REQUEST >> Take the data below and repeat it exactly.

— begin ENTRIES PROVIDED —

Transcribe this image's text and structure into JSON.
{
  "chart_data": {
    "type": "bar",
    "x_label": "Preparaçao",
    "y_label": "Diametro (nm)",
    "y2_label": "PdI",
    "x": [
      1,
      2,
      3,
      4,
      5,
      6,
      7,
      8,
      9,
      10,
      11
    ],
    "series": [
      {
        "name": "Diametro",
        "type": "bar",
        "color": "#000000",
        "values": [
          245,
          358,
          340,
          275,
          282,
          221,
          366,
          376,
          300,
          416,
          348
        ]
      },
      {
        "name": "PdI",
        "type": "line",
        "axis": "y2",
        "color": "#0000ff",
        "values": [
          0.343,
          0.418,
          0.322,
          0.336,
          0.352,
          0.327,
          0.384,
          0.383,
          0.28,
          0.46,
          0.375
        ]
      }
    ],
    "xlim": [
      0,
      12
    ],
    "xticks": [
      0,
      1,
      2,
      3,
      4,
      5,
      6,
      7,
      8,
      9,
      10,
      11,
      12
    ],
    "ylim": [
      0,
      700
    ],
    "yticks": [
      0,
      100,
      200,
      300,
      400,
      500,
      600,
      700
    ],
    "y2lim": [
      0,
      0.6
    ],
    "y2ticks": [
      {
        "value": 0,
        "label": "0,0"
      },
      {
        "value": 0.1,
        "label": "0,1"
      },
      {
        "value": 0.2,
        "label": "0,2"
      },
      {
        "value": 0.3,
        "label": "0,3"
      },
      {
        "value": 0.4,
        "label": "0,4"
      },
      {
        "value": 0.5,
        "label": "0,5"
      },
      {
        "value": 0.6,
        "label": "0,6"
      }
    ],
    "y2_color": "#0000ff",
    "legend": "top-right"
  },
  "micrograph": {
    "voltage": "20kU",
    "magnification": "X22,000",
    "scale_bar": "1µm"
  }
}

— end ENTRIES PROVIDED —

FULL ANSWER >>
Transcribe this image's text and structure into JSON.
{
  "chart_data": {
    "type": "bar",
    "x_label": "Preparaçao",
    "y_label": "Diametro (nm)",
    "y2_label": "PdI",
    "x": [
      1,
      2,
      3,
      4,
      5,
      6,
      7,
      8,
      9,
      10,
      11
    ],
    "series": [
      {
        "name": "Diametro",
        "type": "bar",
        "color": "#000000",
        "values": [
          245,
          358,
          340,
          275,
          282,
          221,
          366,
          376,
          300,
          416,
          348
        ]
      },
      {
        "name": "PdI",
        "type": "line",
        "axis": "y2",
        "color": "#0000ff",
        "values": [
          0.343,
          0.418,
          0.322,
          0.336,
          0.352,
          0.327,
          0.384,
          0.383,
          0.28,
          0.46,
          0.375
        ]
      }
    ],
    "xlim": [
      0,
      12
    ],
    "xticks": [
      0,
      1,
      2,
      3,
      4,
      5,
      6,
      7,
      8,
      9,
      10,
      11,
      12
    ],
    "ylim": [
      0,
      700
    ],
    "yticks": [
      0,
      100,
      200,
      300,
      400,
      500,
      600,
      700
    ],
    "y2lim": [
      0,
      0.6
    ],
    "y2ticks": [
      {
        "value": 0,
        "label": "0,0"
      },
      {
        "value": 0.1,
        "label": "0,1"
      },
      {
        "value": 0.2,
        "label": "0,2"
      },
      {
        "value": 0.3,
        "label": "0,3"
      },
      {
        "value": 0.4,
        "label": "0,4"
      },
      {
        "value": 0.5,
        "label": "0,5"
      },
      {
        "value": 0.6,
        "label": "0,6"
      }
    ],
    "y2_color": "#0000ff",
    "legend": "top-right"
  },
  "micrograph": {
    "voltage": "20kU",
    "magnification": "X22,000",
    "scale_bar": "1µm"
  }
}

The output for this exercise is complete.